--- Selected excerpt ---
--- Begin ---

CODEWITHSUNDEEP
pythonpython-3.xalgorithmoptimizationbig-o
Joshua Martinez
Joshua Martinez

Reputation: 104

What is the Big O Notation of this function?

def scramble(s1, s2):
    arrs1 = list(s1)
    arrs2 = list(s2)

    if all(True if arrs2.count(item) <= arrs1.count(item) else False for 
item in arrs2):
        return True
    else:
        return False

I am trying to create a function that can test if a portion of a strings characters (str1) can be rearranged to match another string (str2).

Is this not O(n)?

Upvotes: 3

Views: 235

Answers (3)

blhsing
blhsing

Reputation: 107115

If you want a solution with an average time complexity of O(n) you can use collections.Counter instead:

from collections import Counter
def s(s1, s2):
    c1, c2 = Counter(s1), Counter(s2)
    return all(v <= c1.get(k, 0) for k, v in c2.items())

Upvotes: 1

slider
slider

Reputation: 12990

To expand on Ajax's answer, your code without the all statement would look something like this:

def scramble(s1, s2):
  arrs1 = list(s1)
  arrs2 = list(s2)

  are_counts_lte = []
  for item in arrs2:
    # this next "count" statement makes it O(n^2)
    if arrs2.count(item) <= arrs1.count(item):
      are_counts_lte.append(True)
    else:
      are_counts_lte.append(False)

--- End ---

--- Complete the following ---
a) Extract the part of the Big O thread starting at "Reputation: 107115" and ending at "v in c2.items())", copying it word for word.
b) In the Big O thread, what does blhsing suggest using to get a solution with an average time complexity of O(n)?
The entries after this point are separate material, unrelated to the Big O thread.

[Element box annotations]
--- Begin ---

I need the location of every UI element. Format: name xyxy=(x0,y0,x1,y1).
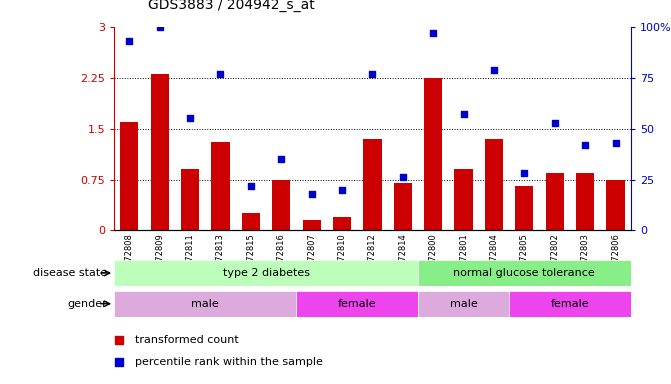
Point xyxy=(488,66,499,73)
Point xyxy=(185,115,195,121)
Bar xyxy=(120,122,138,230)
Bar xyxy=(418,291,509,317)
Bar xyxy=(485,139,503,230)
Point xyxy=(337,187,348,193)
Bar xyxy=(181,169,199,230)
Text: transformed count: transformed count xyxy=(135,335,238,345)
Bar xyxy=(394,183,412,230)
Point xyxy=(550,119,560,126)
Bar xyxy=(418,260,631,286)
Text: disease state: disease state xyxy=(34,268,107,278)
Text: type 2 diabetes: type 2 diabetes xyxy=(223,268,309,278)
Text: gender: gender xyxy=(68,299,107,309)
Bar xyxy=(333,217,351,230)
Point xyxy=(215,71,226,77)
Bar xyxy=(297,291,418,317)
Point xyxy=(458,111,469,118)
Bar xyxy=(576,173,595,230)
Bar xyxy=(424,78,442,230)
Bar xyxy=(363,139,382,230)
Text: GDS3883 / 204942_s_at: GDS3883 / 204942_s_at xyxy=(148,0,315,12)
Bar xyxy=(515,186,533,230)
Point xyxy=(580,142,590,148)
Point xyxy=(397,174,408,180)
Point xyxy=(114,359,125,366)
Bar xyxy=(211,142,229,230)
Text: female: female xyxy=(551,299,589,309)
Point xyxy=(306,191,317,197)
Point xyxy=(428,30,439,36)
Point xyxy=(276,156,287,162)
Point xyxy=(246,182,256,189)
Bar xyxy=(454,169,472,230)
Bar xyxy=(509,291,631,317)
Point xyxy=(519,170,529,177)
Point xyxy=(610,140,621,146)
Text: male: male xyxy=(450,299,478,309)
Point xyxy=(124,38,135,44)
Text: normal glucose tolerance: normal glucose tolerance xyxy=(454,268,595,278)
Point xyxy=(114,337,125,343)
Bar xyxy=(607,180,625,230)
Bar xyxy=(272,180,291,230)
Bar xyxy=(114,260,418,286)
Bar xyxy=(114,291,297,317)
Bar xyxy=(242,214,260,230)
Bar xyxy=(303,220,321,230)
Text: percentile rank within the sample: percentile rank within the sample xyxy=(135,358,323,367)
Text: female: female xyxy=(338,299,376,309)
Bar xyxy=(546,173,564,230)
Bar xyxy=(150,74,169,230)
Point xyxy=(154,24,165,30)
Text: male: male xyxy=(191,299,219,309)
Point xyxy=(367,71,378,77)
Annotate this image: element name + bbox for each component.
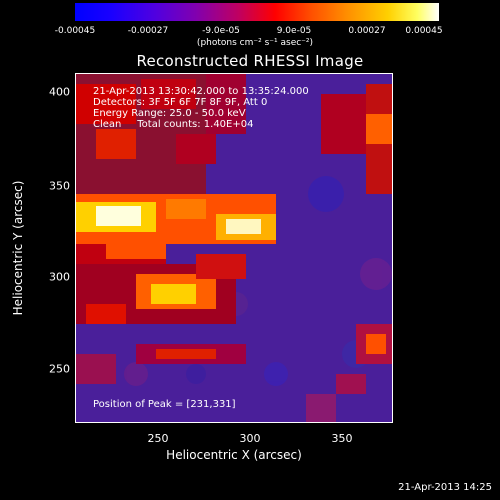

--- End ---

--- Final answers ---
a)
Reputation: 107115

If you want a solution with an average time complexity of O(n) you can use collections.Counter instead:

from collections import Counter
def s(s1, s2):
    c1, c2 = Counter(s1), Counter(s2)
    return all(v <= c1.get(k, 0) for k, v in c2.items())

b) collections.Counter